§ Material to process:
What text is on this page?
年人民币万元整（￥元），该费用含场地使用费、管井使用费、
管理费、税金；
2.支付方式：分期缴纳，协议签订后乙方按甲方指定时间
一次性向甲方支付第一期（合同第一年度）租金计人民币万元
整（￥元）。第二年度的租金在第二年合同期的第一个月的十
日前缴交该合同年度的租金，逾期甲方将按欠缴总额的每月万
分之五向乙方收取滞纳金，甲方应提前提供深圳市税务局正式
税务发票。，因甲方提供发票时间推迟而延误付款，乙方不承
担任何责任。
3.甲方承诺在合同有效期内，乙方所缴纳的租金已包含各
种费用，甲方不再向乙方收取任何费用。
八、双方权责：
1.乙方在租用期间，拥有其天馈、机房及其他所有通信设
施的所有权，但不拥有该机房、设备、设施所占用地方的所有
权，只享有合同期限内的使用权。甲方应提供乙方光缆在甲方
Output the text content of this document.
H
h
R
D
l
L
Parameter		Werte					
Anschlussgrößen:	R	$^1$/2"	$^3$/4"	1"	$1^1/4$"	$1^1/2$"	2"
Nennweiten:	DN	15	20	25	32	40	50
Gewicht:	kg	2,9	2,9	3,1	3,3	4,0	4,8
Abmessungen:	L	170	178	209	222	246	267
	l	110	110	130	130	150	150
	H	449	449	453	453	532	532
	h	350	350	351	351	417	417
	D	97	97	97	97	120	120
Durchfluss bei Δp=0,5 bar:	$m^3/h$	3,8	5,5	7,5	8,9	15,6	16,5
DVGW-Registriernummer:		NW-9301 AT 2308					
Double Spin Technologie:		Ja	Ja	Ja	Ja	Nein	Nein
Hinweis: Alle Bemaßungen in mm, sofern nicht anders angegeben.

§ Task to carry out:
Give back the lines above exactly, from the one with "Output the text content of this document." through the last line.

§ Answer in full:
Output the text content of this document.
H
h
R
D
l
L
Parameter		Werte					
Anschlussgrößen:	R	$^1$/2"	$^3$/4"	1"	$1^1/4$"	$1^1/2$"	2"
Nennweiten:	DN	15	20	25	32	40	50
Gewicht:	kg	2,9	2,9	3,1	3,3	4,0	4,8
Abmessungen:	L	170	178	209	222	246	267
	l	110	110	130	130	150	150
	H	449	449	453	453	532	532
	h	350	350	351	351	417	417
	D	97	97	97	97	120	120
Durchfluss bei Δp=0,5 bar:	$m^3/h$	3,8	5,5	7,5	8,9	15,6	16,5
DVGW-Registriernummer:		NW-9301 AT 2308					
Double Spin Technologie:		Ja	Ja	Ja	Ja	Nein	Nein
Hinweis: Alle Bemaßungen in mm, sofern nicht anders angegeben.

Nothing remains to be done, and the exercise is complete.